Each line below must be set down exactly; omit any image you find.

RECORDED DATA:
+---+

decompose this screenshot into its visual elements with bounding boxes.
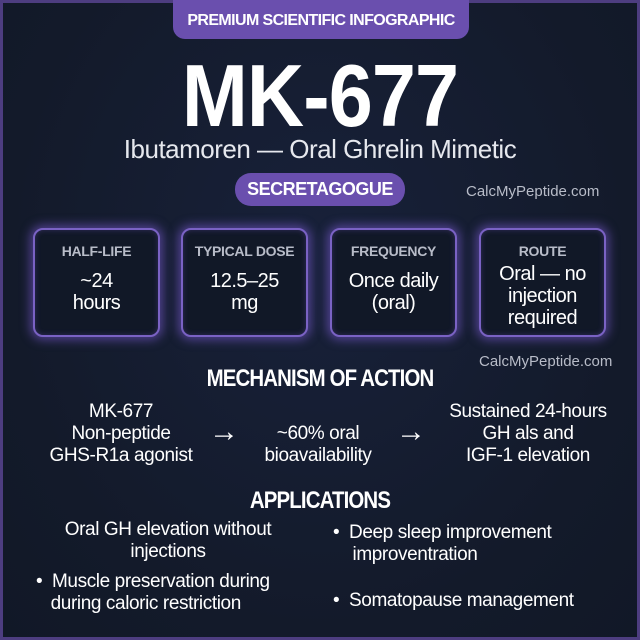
application 1: injections: [130, 541, 206, 562]
card: typical dose: TYPICAL DOSE: [195, 243, 294, 259]
card: route: required: [508, 307, 577, 329]
arrow 2: →: [396, 415, 426, 448]
application 2: [36, 571, 270, 614]
mechanism step 2: bioavailability: [264, 445, 372, 466]
application 4: • Somatopause management: [333, 590, 574, 611]
mechanism step 3: [449, 401, 607, 466]
category pill: [235, 173, 405, 206]
application 1: Oral GH elevation without: [65, 519, 271, 540]
card: frequency: FREQUENCY: [351, 243, 436, 259]
card: half-life: hours: [73, 292, 120, 314]
card: route: Oral — no: [499, 263, 586, 285]
category pill: SECRETAGOGUE: [247, 179, 393, 199]
top pill: premium label: PREMIUM SCIENTIFIC INFOGRAPHIC: [187, 12, 455, 29]
mechanism step 3: Sustained 24-hours: [449, 401, 607, 422]
card: frequency: [330, 228, 457, 337]
top pill: premium label: [173, 0, 469, 39]
card: half-life: ~24: [80, 270, 113, 292]
mechanism step 2: [264, 423, 372, 466]
mechanism step 1: MK-677: [89, 401, 153, 422]
mechanism step 3: GH als and: [482, 423, 574, 444]
card: route: [479, 228, 606, 337]
subtitle: Ibutamoren — Oral Ghrelin Mimetic: [124, 134, 516, 164]
heading: mechanism: MECHANISM OF ACTION: [207, 365, 433, 392]
application 2: during caloric restriction: [51, 593, 241, 614]
card: half-life: [33, 228, 160, 337]
arrow 1: →: [209, 415, 239, 448]
card: typical dose: 12.5–25: [210, 270, 279, 292]
card: typical dose: [181, 228, 308, 337]
mechanism step 1: Non-peptide: [71, 423, 171, 444]
mechanism step 3: IGF-1 elevation: [466, 445, 590, 466]
card: half-life: HALF-LIFE: [62, 243, 131, 259]
card: frequency: (oral): [372, 292, 415, 314]
watermark 2: CalcMyPeptide.com: [479, 353, 612, 370]
card: route: ROUTE: [519, 243, 566, 259]
application 3: • Deep sleep improvement: [333, 522, 551, 543]
mechanism step 1: GHS-R1a agonist: [50, 445, 192, 466]
application 2: • Muscle preservation during: [36, 571, 270, 592]
title: MK-677: [182, 46, 458, 145]
watermark 1: CalcMyPeptide.com: [466, 183, 599, 200]
card: route: injection: [508, 285, 577, 307]
application 3: [333, 522, 552, 565]
heading: applications: APPLICATIONS: [250, 487, 390, 514]
application 1: [65, 519, 272, 562]
card: typical dose: mg: [231, 292, 258, 314]
card: frequency: Once daily: [349, 270, 438, 292]
mechanism step 2: ~60% oral: [277, 423, 359, 444]
mechanism step 1: [50, 401, 193, 466]
application 3: improventration: [352, 544, 477, 565]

+---+

WRITTEN SOLUTION:
decompose this screenshot into its visual elements with bounding boxes.
application 1: injections: [130, 541, 206, 562]
card: typical dose: TYPICAL DOSE: [195, 243, 294, 259]
card: route: required: [508, 307, 577, 329]
arrow 2: →: [396, 415, 426, 448]
application 2: [36, 571, 270, 614]
mechanism step 2: bioavailability: [264, 445, 372, 466]
application 4: • Somatopause management: [333, 590, 574, 611]
mechanism step 3: [449, 401, 607, 466]
category pill: [235, 173, 405, 206]
application 1: Oral GH elevation without: [65, 519, 271, 540]
card: frequency: FREQUENCY: [351, 243, 436, 259]
card: half-life: hours: [73, 292, 120, 314]
card: route: Oral — no: [499, 263, 586, 285]
category pill: SECRETAGOGUE: [247, 179, 393, 199]
top pill: premium label: PREMIUM SCIENTIFIC INFOGRAPHIC: [187, 12, 455, 29]
mechanism step 3: Sustained 24-hours: [449, 401, 607, 422]
card: frequency: [330, 228, 457, 337]
top pill: premium label: [173, 0, 469, 39]
card: half-life: ~24: [80, 270, 113, 292]
mechanism step 2: [264, 423, 372, 466]
mechanism step 1: MK-677: [89, 401, 153, 422]
mechanism step 3: GH als and: [482, 423, 574, 444]
card: route: [479, 228, 606, 337]
subtitle: Ibutamoren — Oral Ghrelin Mimetic: [124, 134, 516, 164]
heading: mechanism: MECHANISM OF ACTION: [207, 365, 433, 392]
application 2: during caloric restriction: [51, 593, 241, 614]
card: half-life: [33, 228, 160, 337]
arrow 1: →: [209, 415, 239, 448]
card: typical dose: 12.5–25: [210, 270, 279, 292]
card: typical dose: [181, 228, 308, 337]
mechanism step 1: Non-peptide: [71, 423, 171, 444]
mechanism step 3: IGF-1 elevation: [466, 445, 590, 466]
card: half-life: HALF-LIFE: [62, 243, 131, 259]
card: frequency: (oral): [372, 292, 415, 314]
watermark 2: CalcMyPeptide.com: [479, 353, 612, 370]
card: route: ROUTE: [519, 243, 566, 259]
application 3: • Deep sleep improvement: [333, 522, 551, 543]
mechanism step 1: GHS-R1a agonist: [50, 445, 192, 466]
application 2: • Muscle preservation during: [36, 571, 270, 592]
title: MK-677: [182, 46, 458, 145]
watermark 1: CalcMyPeptide.com: [466, 183, 599, 200]
card: route: injection: [508, 285, 577, 307]
application 3: [333, 522, 552, 565]
heading: applications: APPLICATIONS: [250, 487, 390, 514]
application 1: [65, 519, 272, 562]
card: typical dose: mg: [231, 292, 258, 314]
card: frequency: Once daily: [349, 270, 438, 292]
mechanism step 2: ~60% oral: [277, 423, 359, 444]
mechanism step 1: [50, 401, 193, 466]
application 3: improventration: [352, 544, 477, 565]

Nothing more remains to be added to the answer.